● Dataset entries on figures

• • • • • • •

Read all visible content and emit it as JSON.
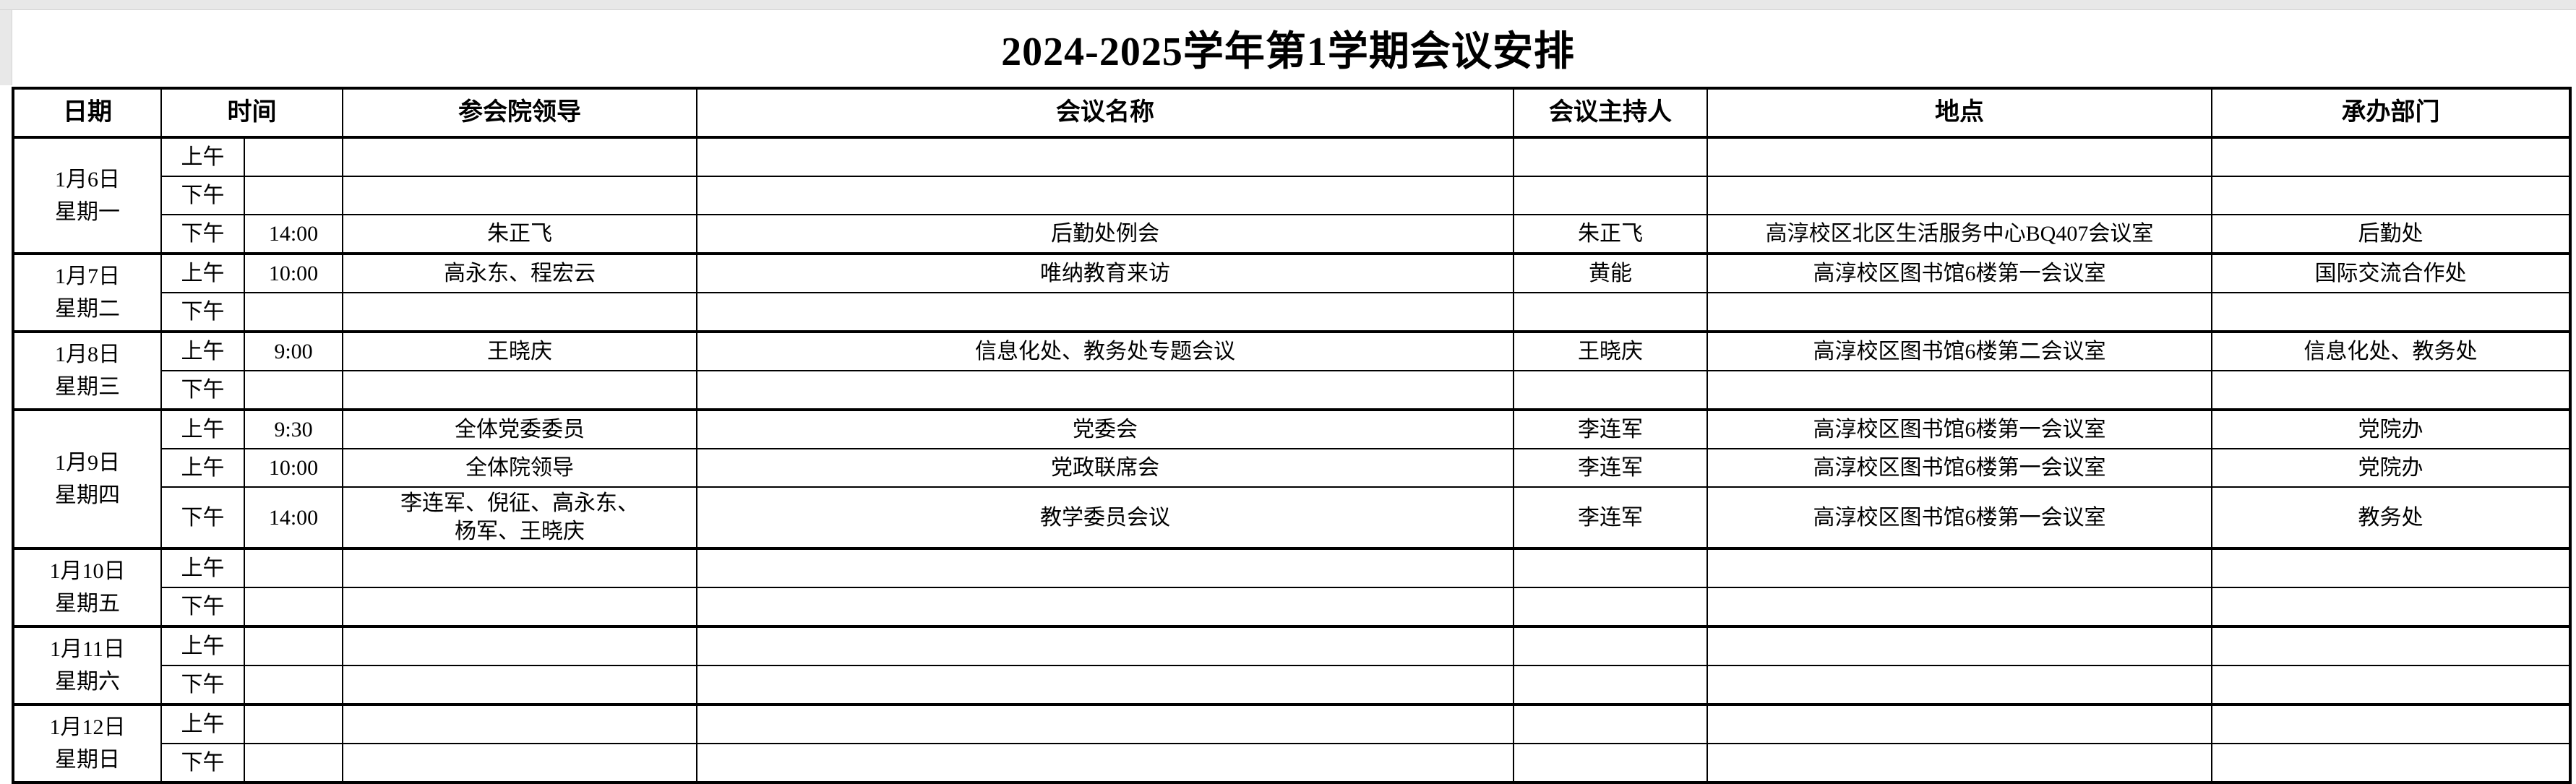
{
  "page": {
    "title": "2024-2025学年第1学期会议安排"
  },
  "table": {
    "headers": {
      "date": "日期",
      "time": "时间",
      "leaders": "参会院领导",
      "name": "会议名称",
      "host": "会议主持人",
      "location": "地点",
      "department": "承办部门"
    },
    "groups": [
      {
        "date": "1月6日",
        "weekday": "星期一",
        "rows": [
          {
            "ampm": "上午",
            "time": "",
            "leaders": "",
            "name": "",
            "host": "",
            "location": "",
            "department": ""
          },
          {
            "ampm": "下午",
            "time": "",
            "leaders": "",
            "name": "",
            "host": "",
            "location": "",
            "department": ""
          },
          {
            "ampm": "下午",
            "time": "14:00",
            "leaders": "朱正飞",
            "name": "后勤处例会",
            "host": "朱正飞",
            "location": "高淳校区北区生活服务中心BQ407会议室",
            "department": "后勤处"
          }
        ]
      },
      {
        "date": "1月7日",
        "weekday": "星期二",
        "rows": [
          {
            "ampm": "上午",
            "time": "10:00",
            "leaders": "高永东、程宏云",
            "name": "唯纳教育来访",
            "host": "黄能",
            "location": "高淳校区图书馆6楼第一会议室",
            "department": "国际交流合作处"
          },
          {
            "ampm": "下午",
            "time": "",
            "leaders": "",
            "name": "",
            "host": "",
            "location": "",
            "department": ""
          }
        ]
      },
      {
        "date": "1月8日",
        "weekday": "星期三",
        "rows": [
          {
            "ampm": "上午",
            "time": "9:00",
            "leaders": "王晓庆",
            "name": "信息化处、教务处专题会议",
            "host": "王晓庆",
            "location": "高淳校区图书馆6楼第二会议室",
            "department": "信息化处、教务处"
          },
          {
            "ampm": "下午",
            "time": "",
            "leaders": "",
            "name": "",
            "host": "",
            "location": "",
            "department": ""
          }
        ]
      },
      {
        "date": "1月9日",
        "weekday": "星期四",
        "rows": [
          {
            "ampm": "上午",
            "time": "9:30",
            "leaders": "全体党委委员",
            "name": "党委会",
            "host": "李连军",
            "location": "高淳校区图书馆6楼第一会议室",
            "department": "党院办"
          },
          {
            "ampm": "上午",
            "time": "10:00",
            "leaders": "全体院领导",
            "name": "党政联席会",
            "host": "李连军",
            "location": "高淳校区图书馆6楼第一会议室",
            "department": "党院办"
          },
          {
            "ampm": "下午",
            "time": "14:00",
            "leaders": "李连军、倪征、高永东、\n杨军、王晓庆",
            "name": "教学委员会议",
            "host": "李连军",
            "location": "高淳校区图书馆6楼第一会议室",
            "department": "教务处"
          }
        ]
      },
      {
        "date": "1月10日",
        "weekday": "星期五",
        "rows": [
          {
            "ampm": "上午",
            "time": "",
            "leaders": "",
            "name": "",
            "host": "",
            "location": "",
            "department": ""
          },
          {
            "ampm": "下午",
            "time": "",
            "leaders": "",
            "name": "",
            "host": "",
            "location": "",
            "department": ""
          }
        ]
      },
      {
        "date": "1月11日",
        "weekday": "星期六",
        "rows": [
          {
            "ampm": "上午",
            "time": "",
            "leaders": "",
            "name": "",
            "host": "",
            "location": "",
            "department": ""
          },
          {
            "ampm": "下午",
            "time": "",
            "leaders": "",
            "name": "",
            "host": "",
            "location": "",
            "department": ""
          }
        ]
      },
      {
        "date": "1月12日",
        "weekday": "星期日",
        "rows": [
          {
            "ampm": "上午",
            "time": "",
            "leaders": "",
            "name": "",
            "host": "",
            "location": "",
            "department": ""
          },
          {
            "ampm": "下午",
            "time": "",
            "leaders": "",
            "name": "",
            "host": "",
            "location": "",
            "department": ""
          }
        ]
      }
    ]
  }
}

• • • • • • •

● WHAT THE TASK ASKS
Print all entries exactly. The images do not belong in the copy.

● THE RESPONSE
Read all visible content and emit it as JSON.
{
  "page": {
    "title": "2024-2025学年第1学期会议安排"
  },
  "table": {
    "headers": {
      "date": "日期",
      "time": "时间",
      "leaders": "参会院领导",
      "name": "会议名称",
      "host": "会议主持人",
      "location": "地点",
      "department": "承办部门"
    },
    "groups": [
      {
        "date": "1月6日",
        "weekday": "星期一",
        "rows": [
          {
            "ampm": "上午",
            "time": "",
            "leaders": "",
            "name": "",
            "host": "",
            "location": "",
            "department": ""
          },
          {
            "ampm": "下午",
            "time": "",
            "leaders": "",
            "name": "",
            "host": "",
            "location": "",
            "department": ""
          },
          {
            "ampm": "下午",
            "time": "14:00",
            "leaders": "朱正飞",
            "name": "后勤处例会",
            "host": "朱正飞",
            "location": "高淳校区北区生活服务中心BQ407会议室",
            "department": "后勤处"
          }
        ]
      },
      {
        "date": "1月7日",
        "weekday": "星期二",
        "rows": [
          {
            "ampm": "上午",
            "time": "10:00",
            "leaders": "高永东、程宏云",
            "name": "唯纳教育来访",
            "host": "黄能",
            "location": "高淳校区图书馆6楼第一会议室",
            "department": "国际交流合作处"
          },
          {
            "ampm": "下午",
            "time": "",
            "leaders": "",
            "name": "",
            "host": "",
            "location": "",
            "department": ""
          }
        ]
      },
      {
        "date": "1月8日",
        "weekday": "星期三",
        "rows": [
          {
            "ampm": "上午",
            "time": "9:00",
            "leaders": "王晓庆",
            "name": "信息化处、教务处专题会议",
            "host": "王晓庆",
            "location": "高淳校区图书馆6楼第二会议室",
            "department": "信息化处、教务处"
          },
          {
            "ampm": "下午",
            "time": "",
            "leaders": "",
            "name": "",
            "host": "",
            "location": "",
            "department": ""
          }
        ]
      },
      {
        "date": "1月9日",
        "weekday": "星期四",
        "rows": [
          {
            "ampm": "上午",
            "time": "9:30",
            "leaders": "全体党委委员",
            "name": "党委会",
            "host": "李连军",
            "location": "高淳校区图书馆6楼第一会议室",
            "department": "党院办"
          },
          {
            "ampm": "上午",
            "time": "10:00",
            "leaders": "全体院领导",
            "name": "党政联席会",
            "host": "李连军",
            "location": "高淳校区图书馆6楼第一会议室",
            "department": "党院办"
          },
          {
            "ampm": "下午",
            "time": "14:00",
            "leaders": "李连军、倪征、高永东、\n杨军、王晓庆",
            "name": "教学委员会议",
            "host": "李连军",
            "location": "高淳校区图书馆6楼第一会议室",
            "department": "教务处"
          }
        ]
      },
      {
        "date": "1月10日",
        "weekday": "星期五",
        "rows": [
          {
            "ampm": "上午",
            "time": "",
            "leaders": "",
            "name": "",
            "host": "",
            "location": "",
            "department": ""
          },
          {
            "ampm": "下午",
            "time": "",
            "leaders": "",
            "name": "",
            "host": "",
            "location": "",
            "department": ""
          }
        ]
      },
      {
        "date": "1月11日",
        "weekday": "星期六",
        "rows": [
          {
            "ampm": "上午",
            "time": "",
            "leaders": "",
            "name": "",
            "host": "",
            "location": "",
            "department": ""
          },
          {
            "ampm": "下午",
            "time": "",
            "leaders": "",
            "name": "",
            "host": "",
            "location": "",
            "department": ""
          }
        ]
      },
      {
        "date": "1月12日",
        "weekday": "星期日",
        "rows": [
          {
            "ampm": "上午",
            "time": "",
            "leaders": "",
            "name": "",
            "host": "",
            "location": "",
            "department": ""
          },
          {
            "ampm": "下午",
            "time": "",
            "leaders": "",
            "name": "",
            "host": "",
            "location": "",
            "department": ""
          }
        ]
      }
    ]
  }
}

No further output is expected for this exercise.